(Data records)
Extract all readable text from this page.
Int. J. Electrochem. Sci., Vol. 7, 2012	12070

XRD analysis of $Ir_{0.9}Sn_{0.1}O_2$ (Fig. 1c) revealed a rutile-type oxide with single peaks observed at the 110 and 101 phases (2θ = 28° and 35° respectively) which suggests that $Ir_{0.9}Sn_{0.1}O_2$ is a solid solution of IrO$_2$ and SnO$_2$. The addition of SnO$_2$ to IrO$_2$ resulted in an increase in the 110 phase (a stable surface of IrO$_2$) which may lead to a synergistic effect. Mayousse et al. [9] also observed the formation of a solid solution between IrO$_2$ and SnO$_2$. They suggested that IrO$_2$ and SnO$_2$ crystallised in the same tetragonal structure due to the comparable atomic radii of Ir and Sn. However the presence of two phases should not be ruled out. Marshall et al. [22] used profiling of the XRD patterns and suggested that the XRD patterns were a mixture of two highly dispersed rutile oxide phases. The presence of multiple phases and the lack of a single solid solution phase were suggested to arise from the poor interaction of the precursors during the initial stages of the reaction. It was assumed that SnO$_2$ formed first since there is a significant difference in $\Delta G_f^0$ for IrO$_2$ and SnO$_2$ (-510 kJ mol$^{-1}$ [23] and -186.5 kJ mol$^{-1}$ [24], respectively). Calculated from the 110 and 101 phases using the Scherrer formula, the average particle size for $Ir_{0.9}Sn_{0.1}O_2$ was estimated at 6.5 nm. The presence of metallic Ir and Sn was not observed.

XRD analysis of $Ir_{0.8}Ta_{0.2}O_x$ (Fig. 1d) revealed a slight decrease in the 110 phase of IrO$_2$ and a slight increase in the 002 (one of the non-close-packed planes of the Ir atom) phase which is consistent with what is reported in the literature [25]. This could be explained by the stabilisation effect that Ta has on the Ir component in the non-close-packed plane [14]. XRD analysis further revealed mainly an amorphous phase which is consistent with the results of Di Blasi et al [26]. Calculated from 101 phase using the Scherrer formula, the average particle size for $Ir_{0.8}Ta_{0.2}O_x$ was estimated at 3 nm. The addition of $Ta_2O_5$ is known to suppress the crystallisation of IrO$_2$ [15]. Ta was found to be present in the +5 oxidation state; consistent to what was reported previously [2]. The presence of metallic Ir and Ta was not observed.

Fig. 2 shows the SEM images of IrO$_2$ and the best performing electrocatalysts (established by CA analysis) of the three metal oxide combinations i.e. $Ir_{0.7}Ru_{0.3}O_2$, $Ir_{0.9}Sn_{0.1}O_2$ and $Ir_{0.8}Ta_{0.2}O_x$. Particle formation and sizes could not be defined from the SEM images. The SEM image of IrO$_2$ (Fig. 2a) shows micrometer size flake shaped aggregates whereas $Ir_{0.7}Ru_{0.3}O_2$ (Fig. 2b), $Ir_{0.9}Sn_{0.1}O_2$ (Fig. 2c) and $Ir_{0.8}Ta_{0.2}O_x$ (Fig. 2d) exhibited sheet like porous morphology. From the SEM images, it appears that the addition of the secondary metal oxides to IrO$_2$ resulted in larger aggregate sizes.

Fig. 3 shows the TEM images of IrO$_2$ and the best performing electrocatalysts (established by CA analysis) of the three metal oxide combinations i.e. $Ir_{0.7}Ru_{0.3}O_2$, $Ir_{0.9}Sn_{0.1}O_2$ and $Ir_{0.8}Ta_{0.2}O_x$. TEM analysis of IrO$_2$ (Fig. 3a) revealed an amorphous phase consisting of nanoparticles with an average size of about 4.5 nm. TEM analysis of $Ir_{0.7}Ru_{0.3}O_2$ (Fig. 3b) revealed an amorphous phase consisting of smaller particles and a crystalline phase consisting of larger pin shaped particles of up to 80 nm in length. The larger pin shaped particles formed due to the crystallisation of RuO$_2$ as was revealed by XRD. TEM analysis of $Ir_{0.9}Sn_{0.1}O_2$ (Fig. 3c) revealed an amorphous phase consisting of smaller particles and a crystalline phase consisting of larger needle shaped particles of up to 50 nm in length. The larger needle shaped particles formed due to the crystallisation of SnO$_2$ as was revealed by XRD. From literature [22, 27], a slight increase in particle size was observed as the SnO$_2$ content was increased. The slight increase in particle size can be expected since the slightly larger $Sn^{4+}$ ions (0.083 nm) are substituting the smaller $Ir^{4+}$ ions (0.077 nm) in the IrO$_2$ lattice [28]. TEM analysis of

■ Short problem ■
Search the data above for the string "best" and return every line that has it.

■ Task response ■
Fig. 2 shows the SEM images of IrO$_2$ and the best performing electrocatalysts (established by CA analysis) of the three metal oxide combinations i.e. $Ir_{0.7}Ru_{0.3}O_2$, $Ir_{0.9}Sn_{0.1}O_2$ and $Ir_{0.8}Ta_{0.2}O_x$. Particle formation and sizes could not be defined from the SEM images. The SEM image of IrO$_2$ (Fig. 2a) shows micrometer size flake shaped aggregates whereas $Ir_{0.7}Ru_{0.3}O_2$ (Fig. 2b), $Ir_{0.9}Sn_{0.1}O_2$ (Fig. 2c) and $Ir_{0.8}Ta_{0.2}O_x$ (Fig. 2d) exhibited sheet like porous morphology. From the SEM images, it appears that the addition of the secondary metal oxides to IrO$_2$ resulted in larger aggregate sizes.
Fig. 3 shows the TEM images of IrO$_2$ and the best performing electrocatalysts (established by CA analysis) of the three metal oxide combinations i.e. $Ir_{0.7}Ru_{0.3}O_2$, $Ir_{0.9}Sn_{0.1}O_2$ and $Ir_{0.8}Ta_{0.2}O_x$. TEM analysis of IrO$_2$ (Fig. 3a) revealed an amorphous phase consisting of nanoparticles with an average size of about 4.5 nm. TEM analysis of $Ir_{0.7}Ru_{0.3}O_2$ (Fig. 3b) revealed an amorphous phase consisting of smaller particles and a crystalline phase consisting of larger pin shaped particles of up to 80 nm in length. The larger pin shaped particles formed due to the crystallisation of RuO$_2$ as was revealed by XRD. TEM analysis of $Ir_{0.9}Sn_{0.1}O_2$ (Fig. 3c) revealed an amorphous phase consisting of smaller particles and a crystalline phase consisting of larger needle shaped particles of up to 50 nm in length. The larger needle shaped particles formed due to the crystallisation of SnO$_2$ as was revealed by XRD. From literature [22, 27], a slight increase in particle size was observed as the SnO$_2$ content was increased. The slight increase in particle size can be expected since the slightly larger $Sn^{4+}$ ions (0.083 nm) are substituting the smaller $Ir^{4+}$ ions (0.077 nm) in the IrO$_2$ lattice [28]. TEM analysis of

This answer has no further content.